- DIRECTIVE -
Copy each line of the entries beneath that contains the word "царство".
** begin DATASET RECORDS **
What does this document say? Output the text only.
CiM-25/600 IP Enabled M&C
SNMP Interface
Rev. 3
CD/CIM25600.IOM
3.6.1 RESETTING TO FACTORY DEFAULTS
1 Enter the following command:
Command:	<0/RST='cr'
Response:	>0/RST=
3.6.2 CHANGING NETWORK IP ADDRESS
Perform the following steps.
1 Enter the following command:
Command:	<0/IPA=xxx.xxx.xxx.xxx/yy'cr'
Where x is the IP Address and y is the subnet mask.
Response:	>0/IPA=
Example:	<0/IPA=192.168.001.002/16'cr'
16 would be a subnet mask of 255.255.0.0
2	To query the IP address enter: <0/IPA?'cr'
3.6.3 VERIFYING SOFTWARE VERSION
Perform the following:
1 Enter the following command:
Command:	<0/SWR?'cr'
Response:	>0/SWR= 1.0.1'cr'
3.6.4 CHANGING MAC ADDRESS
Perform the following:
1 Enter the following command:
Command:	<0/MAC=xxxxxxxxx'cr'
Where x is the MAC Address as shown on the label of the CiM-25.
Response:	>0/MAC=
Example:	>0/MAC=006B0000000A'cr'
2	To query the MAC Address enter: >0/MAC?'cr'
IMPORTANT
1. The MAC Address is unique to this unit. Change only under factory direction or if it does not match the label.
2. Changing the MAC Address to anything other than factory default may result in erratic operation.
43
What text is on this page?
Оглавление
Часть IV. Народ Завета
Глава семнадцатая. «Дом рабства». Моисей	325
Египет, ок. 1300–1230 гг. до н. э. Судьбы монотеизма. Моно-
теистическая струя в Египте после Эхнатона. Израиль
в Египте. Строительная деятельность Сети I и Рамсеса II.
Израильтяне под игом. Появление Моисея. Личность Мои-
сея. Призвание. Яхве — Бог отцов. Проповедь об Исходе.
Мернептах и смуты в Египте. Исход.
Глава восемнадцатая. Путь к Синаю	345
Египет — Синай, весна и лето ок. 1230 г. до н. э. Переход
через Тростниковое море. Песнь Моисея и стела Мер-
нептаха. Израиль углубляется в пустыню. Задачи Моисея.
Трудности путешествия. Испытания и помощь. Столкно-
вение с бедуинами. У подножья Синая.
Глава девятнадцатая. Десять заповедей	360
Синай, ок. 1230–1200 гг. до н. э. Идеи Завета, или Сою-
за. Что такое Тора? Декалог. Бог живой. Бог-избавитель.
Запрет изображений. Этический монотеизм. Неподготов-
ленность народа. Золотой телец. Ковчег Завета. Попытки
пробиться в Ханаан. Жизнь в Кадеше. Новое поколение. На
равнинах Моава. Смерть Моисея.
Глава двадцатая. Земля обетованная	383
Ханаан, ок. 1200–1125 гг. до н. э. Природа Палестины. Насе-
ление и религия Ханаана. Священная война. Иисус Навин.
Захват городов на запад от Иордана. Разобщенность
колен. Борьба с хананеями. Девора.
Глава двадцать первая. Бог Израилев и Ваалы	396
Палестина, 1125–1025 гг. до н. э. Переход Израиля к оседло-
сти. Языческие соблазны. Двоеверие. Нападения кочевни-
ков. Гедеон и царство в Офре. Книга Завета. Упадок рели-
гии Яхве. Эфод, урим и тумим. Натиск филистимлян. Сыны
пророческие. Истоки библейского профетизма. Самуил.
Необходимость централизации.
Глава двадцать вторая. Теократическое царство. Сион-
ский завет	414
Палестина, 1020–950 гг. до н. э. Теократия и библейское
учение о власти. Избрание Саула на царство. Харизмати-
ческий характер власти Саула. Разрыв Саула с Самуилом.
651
** end DATASET RECORDS **
- ANSWER TO THIS TASK -
ков. Гедеон и царство в Офре. Книга Завета. Упадок рели-
Глава двадцать вторая. Теократическое царство. Сион-
учение о власти. Избрание Саула на царство. Харизмати-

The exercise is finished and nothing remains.